Without the pictures, copy all the entries below exactly.
□ □ □
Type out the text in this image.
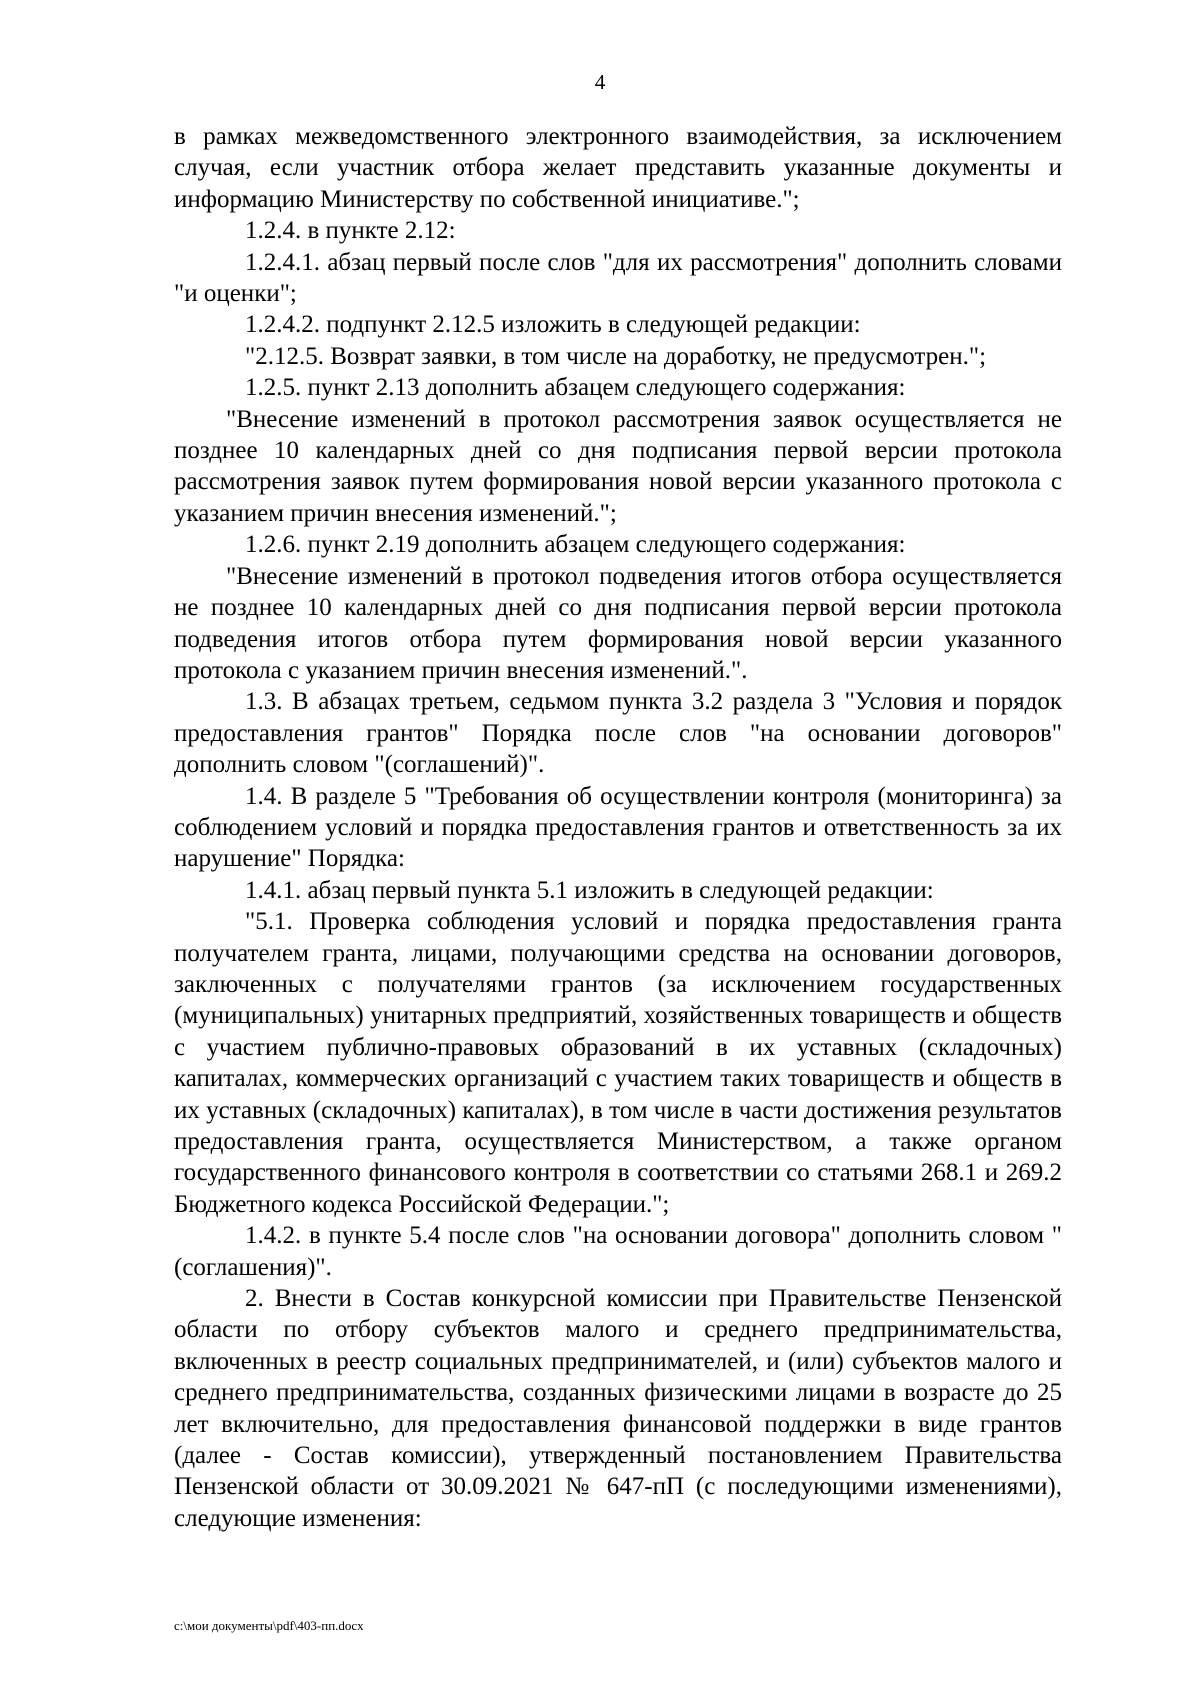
4

в рамках межведомственного электронного взаимодействия, за исключением случая, если участник отбора желает представить указанные документы и информацию Министерству по собственной инициативе.";

1.2.4. в пункте 2.12:

1.2.4.1. абзац первый после слов "для их рассмотрения" дополнить словами "и оценки";

1.2.4.2. подпункт 2.12.5 изложить в следующей редакции:

"2.12.5. Возврат заявки, в том числе на доработку, не предусмотрен.";

1.2.5. пункт 2.13 дополнить абзацем следующего содержания:

"Внесение изменений в протокол рассмотрения заявок осуществляется не позднее 10 календарных дней со дня подписания первой версии протокола рассмотрения заявок путем формирования новой версии указанного протокола с указанием причин внесения изменений.";

1.2.6. пункт 2.19 дополнить абзацем следующего содержания:

"Внесение изменений в протокол подведения итогов отбора осуществляется не позднее 10 календарных дней со дня подписания первой версии протокола подведения итогов отбора путем формирования новой версии указанного протокола с указанием причин внесения изменений.".

1.3. В абзацах третьем, седьмом пункта 3.2 раздела 3 "Условия и порядок предоставления грантов" Порядка после слов "на основании договоров" дополнить словом "(соглашений)".

1.4. В разделе 5 "Требования об осуществлении контроля (мониторинга) за соблюдением условий и порядка предоставления грантов и ответственность за их нарушение" Порядка:

1.4.1. абзац первый пункта 5.1 изложить в следующей редакции:

"5.1. Проверка соблюдения условий и порядка предоставления гранта получателем гранта, лицами, получающими средства на основании договоров, заключенных с получателями грантов (за исключением государственных (муниципальных) унитарных предприятий, хозяйственных товариществ и обществ с участием публично-правовых образований в их уставных (складочных) капиталах, коммерческих организаций с участием таких товариществ и обществ в их уставных (складочных) капиталах), в том числе в части достижения результатов предоставления гранта, осуществляется Министерством, а также органом государственного финансового контроля в соответствии со статьями 268.1 и 269.2 Бюджетного кодекса Российской Федерации.";

1.4.2. в пункте 5.4 после слов "на основании договора" дополнить словом "(соглашения)".

2. Внести в Состав конкурсной комиссии при Правительстве Пензенской области по отбору субъектов малого и среднего предпринимательства, включенных в реестр социальных предпринимателей, и (или) субъектов малого и среднего предпринимательства, созданных физическими лицами в возрасте до 25 лет включительно, для предоставления финансовой поддержки в виде грантов (далее - Состав комиссии), утвержденный постановлением Правительства Пензенской области от 30.09.2021 № 647-пП (с последующими изменениями), следующие изменения:

c:\мои документы\pdf\403-пп.docx
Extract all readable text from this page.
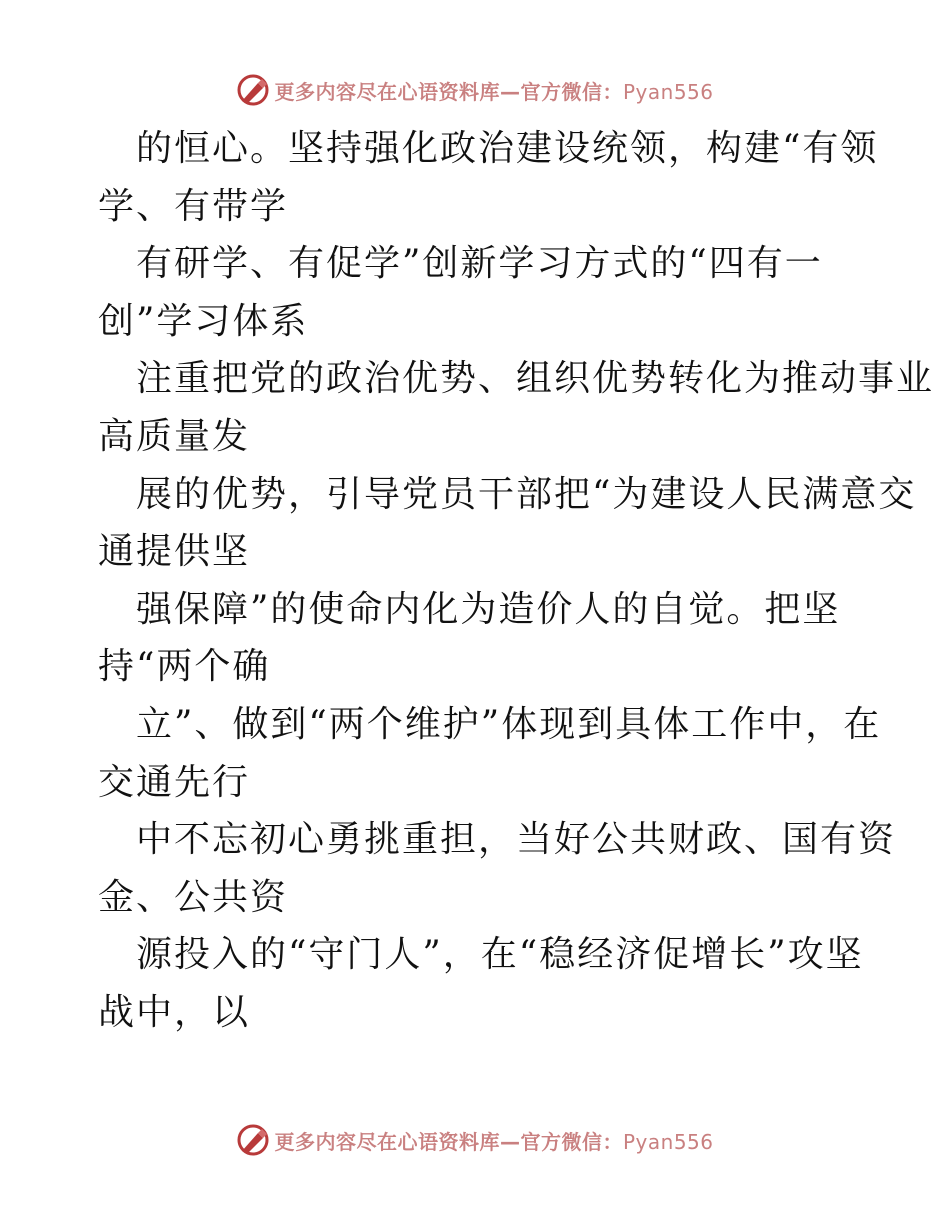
更多内容尽在心语资料库—官方微信：Pyan556
的恒心。坚持强化政治建设统领，构建“有领
学、有带学
有研学、有促学”创新学习方式的“四有一
创”学习体系
注重把党的政治优势、组织优势转化为推动事业
高质量发
展的优势，引导党员干部把“为建设人民满意交
通提供坚
强保障”的使命内化为造价人的自觉。把坚
持“两个确
立”、做到“两个维护”体现到具体工作中，在
交通先行
中不忘初心勇挑重担，当好公共财政、国有资
金、公共资
源投入的“守门人”，在“稳经济促增长”攻坚
战中，以
更多内容尽在心语资料库—官方微信：Pyan556
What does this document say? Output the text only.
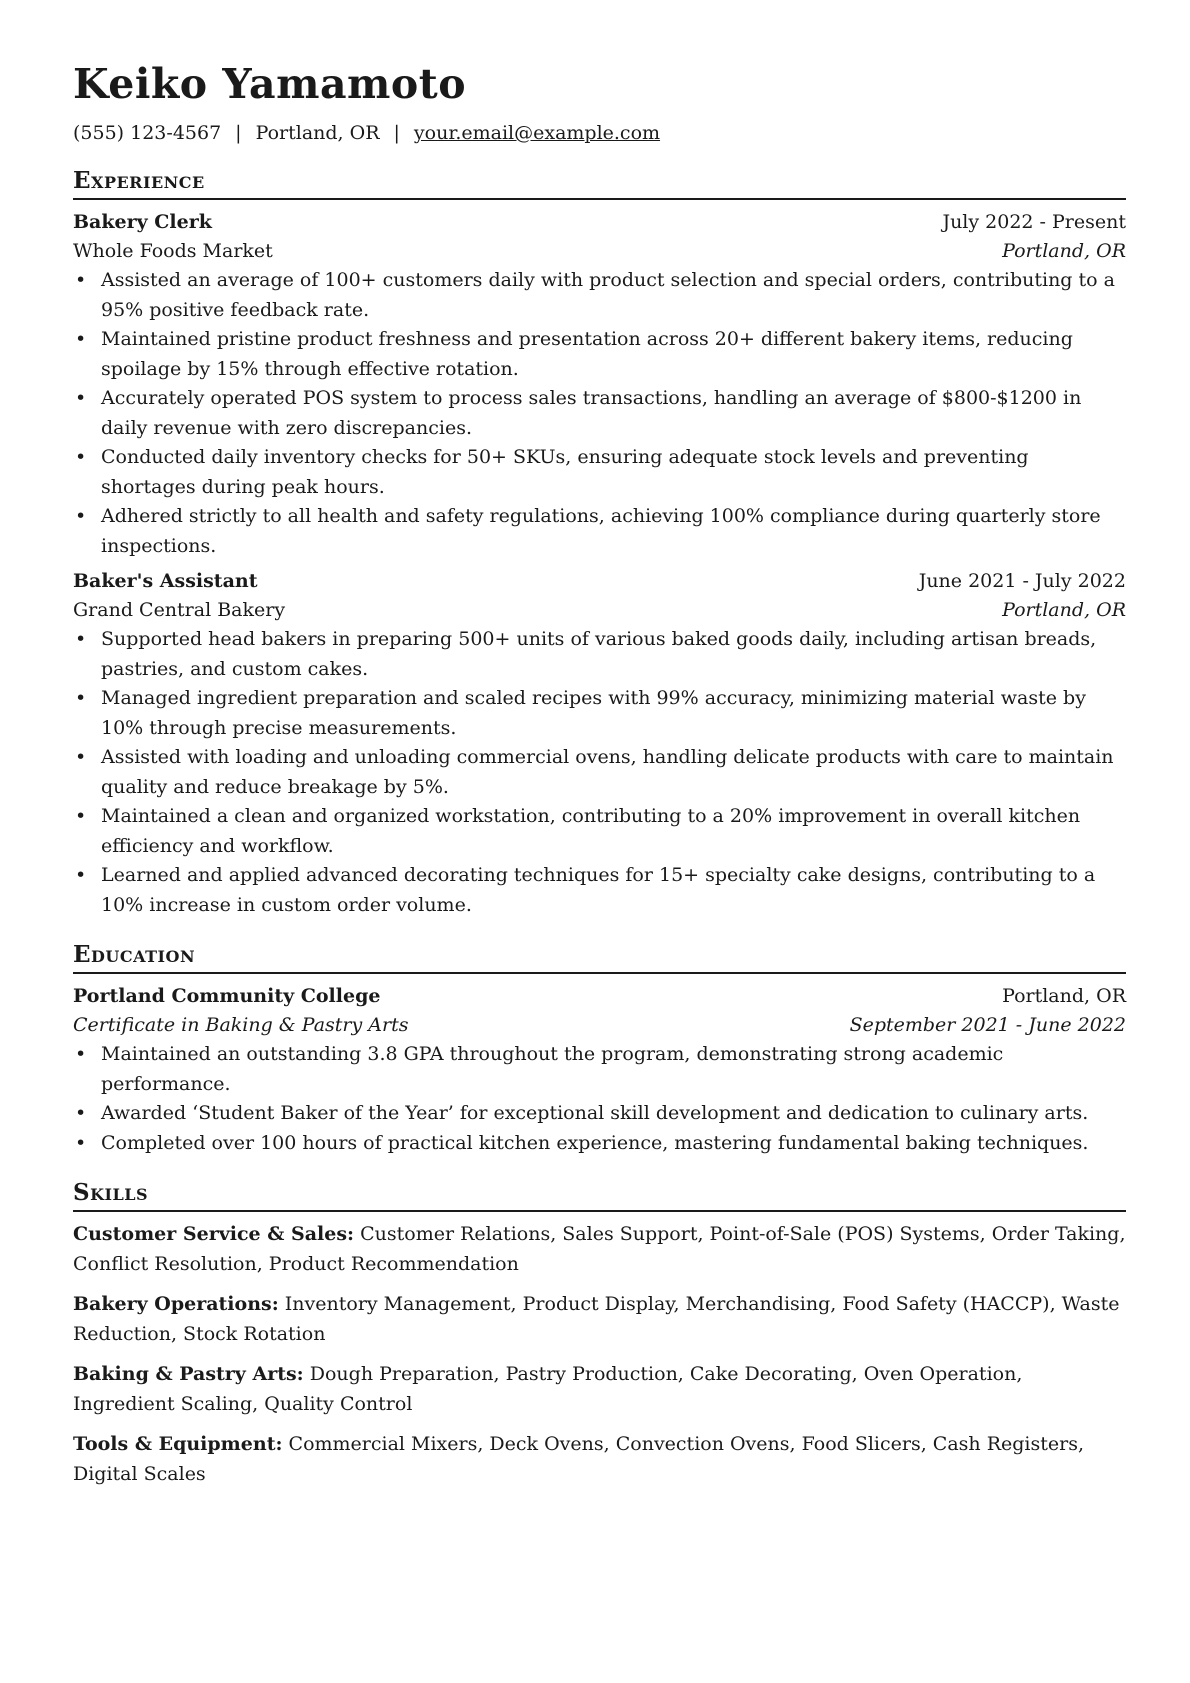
Keiko Yamamoto
(555) 123-4567 | Portland, OR | your.email@example.com
Experience
Bakery Clerk	July 2022 - Present
Whole Foods Market	Portland, OR
• Assisted an average of 100+ customers daily with product selection and special orders, contributing to a 95% positive feedback rate.
• Maintained pristine product freshness and presentation across 20+ different bakery items, reducing spoilage by 15% through effective rotation.
• Accurately operated POS system to process sales transactions, handling an average of $800-$1200 in daily revenue with zero discrepancies.
• Conducted daily inventory checks for 50+ SKUs, ensuring adequate stock levels and preventing shortages during peak hours.
• Adhered strictly to all health and safety regulations, achieving 100% compliance during quarterly store inspections.
Baker's Assistant	June 2021 - July 2022
Grand Central Bakery	Portland, OR
• Supported head bakers in preparing 500+ units of various baked goods daily, including artisan breads, pastries, and custom cakes.
• Managed ingredient preparation and scaled recipes with 99% accuracy, minimizing material waste by 10% through precise measurements.
• Assisted with loading and unloading commercial ovens, handling delicate products with care to maintain quality and reduce breakage by 5%.
• Maintained a clean and organized workstation, contributing to a 20% improvement in overall kitchen efficiency and workflow.
• Learned and applied advanced decorating techniques for 15+ specialty cake designs, contributing to a 10% increase in custom order volume.
Education
Portland Community College	Portland, OR
Certificate in Baking & Pastry Arts	September 2021 - June 2022
• Maintained an outstanding 3.8 GPA throughout the program, demonstrating strong academic performance.
• Awarded ‘Student Baker of the Year’ for exceptional skill development and dedication to culinary arts.
• Completed over 100 hours of practical kitchen experience, mastering fundamental baking techniques.
Skills
Customer Service & Sales: Customer Relations, Sales Support, Point-of-Sale (POS) Systems, Order Taking, Conflict Resolution, Product Recommendation
Bakery Operations: Inventory Management, Product Display, Merchandising, Food Safety (HACCP), Waste Reduction, Stock Rotation
Baking & Pastry Arts: Dough Preparation, Pastry Production, Cake Decorating, Oven Operation, Ingredient Scaling, Quality Control
Tools & Equipment: Commercial Mixers, Deck Ovens, Convection Ovens, Food Slicers, Cash Registers, Digital Scales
□ □ □
FINAL ANSWER:
Type out the text in this image.
4

в рамках межведомственного электронного взаимодействия, за исключением случая, если участник отбора желает представить указанные документы и информацию Министерству по собственной инициативе.";

1.2.4. в пункте 2.12:

1.2.4.1. абзац первый после слов "для их рассмотрения" дополнить словами "и оценки";

1.2.4.2. подпункт 2.12.5 изложить в следующей редакции:

"2.12.5. Возврат заявки, в том числе на доработку, не предусмотрен.";

1.2.5. пункт 2.13 дополнить абзацем следующего содержания:

"Внесение изменений в протокол рассмотрения заявок осуществляется не позднее 10 календарных дней со дня подписания первой версии протокола рассмотрения заявок путем формирования новой версии указанного протокола с указанием причин внесения изменений.";

1.2.6. пункт 2.19 дополнить абзацем следующего содержания:

"Внесение изменений в протокол подведения итогов отбора осуществляется не позднее 10 календарных дней со дня подписания первой версии протокола подведения итогов отбора путем формирования новой версии указанного протокола с указанием причин внесения изменений.".

1.3. В абзацах третьем, седьмом пункта 3.2 раздела 3 "Условия и порядок предоставления грантов" Порядка после слов "на основании договоров" дополнить словом "(соглашений)".

1.4. В разделе 5 "Требования об осуществлении контроля (мониторинга) за соблюдением условий и порядка предоставления грантов и ответственность за их нарушение" Порядка:

1.4.1. абзац первый пункта 5.1 изложить в следующей редакции:

"5.1. Проверка соблюдения условий и порядка предоставления гранта получателем гранта, лицами, получающими средства на основании договоров, заключенных с получателями грантов (за исключением государственных (муниципальных) унитарных предприятий, хозяйственных товариществ и обществ с участием публично-правовых образований в их уставных (складочных) капиталах, коммерческих организаций с участием таких товариществ и обществ в их уставных (складочных) капиталах), в том числе в части достижения результатов предоставления гранта, осуществляется Министерством, а также органом государственного финансового контроля в соответствии со статьями 268.1 и 269.2 Бюджетного кодекса Российской Федерации.";

1.4.2. в пункте 5.4 после слов "на основании договора" дополнить словом "(соглашения)".

2. Внести в Состав конкурсной комиссии при Правительстве Пензенской области по отбору субъектов малого и среднего предпринимательства, включенных в реестр социальных предпринимателей, и (или) субъектов малого и среднего предпринимательства, созданных физическими лицами в возрасте до 25 лет включительно, для предоставления финансовой поддержки в виде грантов (далее - Состав комиссии), утвержденный постановлением Правительства Пензенской области от 30.09.2021 № 647-пП (с последующими изменениями), следующие изменения:

c:\мои документы\pdf\403-пп.docx
Extract all readable text from this page.
更多内容尽在心语资料库—官方微信：Pyan556
的恒心。坚持强化政治建设统领，构建“有领
学、有带学
有研学、有促学”创新学习方式的“四有一
创”学习体系
注重把党的政治优势、组织优势转化为推动事业
高质量发
展的优势，引导党员干部把“为建设人民满意交
通提供坚
强保障”的使命内化为造价人的自觉。把坚
持“两个确
立”、做到“两个维护”体现到具体工作中，在
交通先行
中不忘初心勇挑重担，当好公共财政、国有资
金、公共资
源投入的“守门人”，在“稳经济促增长”攻坚
战中，以
更多内容尽在心语资料库—官方微信：Pyan556
What does this document say? Output the text only.
Keiko Yamamoto
(555) 123-4567 | Portland, OR | your.email@example.com
Experience
Bakery Clerk	July 2022 - Present
Whole Foods Market	Portland, OR
• Assisted an average of 100+ customers daily with product selection and special orders, contributing to a 95% positive feedback rate.
• Maintained pristine product freshness and presentation across 20+ different bakery items, reducing spoilage by 15% through effective rotation.
• Accurately operated POS system to process sales transactions, handling an average of $800-$1200 in daily revenue with zero discrepancies.
• Conducted daily inventory checks for 50+ SKUs, ensuring adequate stock levels and preventing shortages during peak hours.
• Adhered strictly to all health and safety regulations, achieving 100% compliance during quarterly store inspections.
Baker's Assistant	June 2021 - July 2022
Grand Central Bakery	Portland, OR
• Supported head bakers in preparing 500+ units of various baked goods daily, including artisan breads, pastries, and custom cakes.
• Managed ingredient preparation and scaled recipes with 99% accuracy, minimizing material waste by 10% through precise measurements.
• Assisted with loading and unloading commercial ovens, handling delicate products with care to maintain quality and reduce breakage by 5%.
• Maintained a clean and organized workstation, contributing to a 20% improvement in overall kitchen efficiency and workflow.
• Learned and applied advanced decorating techniques for 15+ specialty cake designs, contributing to a 10% increase in custom order volume.
Education
Portland Community College	Portland, OR
Certificate in Baking & Pastry Arts	September 2021 - June 2022
• Maintained an outstanding 3.8 GPA throughout the program, demonstrating strong academic performance.
• Awarded ‘Student Baker of the Year’ for exceptional skill development and dedication to culinary arts.
• Completed over 100 hours of practical kitchen experience, mastering fundamental baking techniques.
Skills
Customer Service & Sales: Customer Relations, Sales Support, Point-of-Sale (POS) Systems, Order Taking, Conflict Resolution, Product Recommendation
Bakery Operations: Inventory Management, Product Display, Merchandising, Food Safety (HACCP), Waste Reduction, Stock Rotation
Baking & Pastry Arts: Dough Preparation, Pastry Production, Cake Decorating, Oven Operation, Ingredient Scaling, Quality Control
Tools & Equipment: Commercial Mixers, Deck Ovens, Convection Ovens, Food Slicers, Cash Registers, Digital Scales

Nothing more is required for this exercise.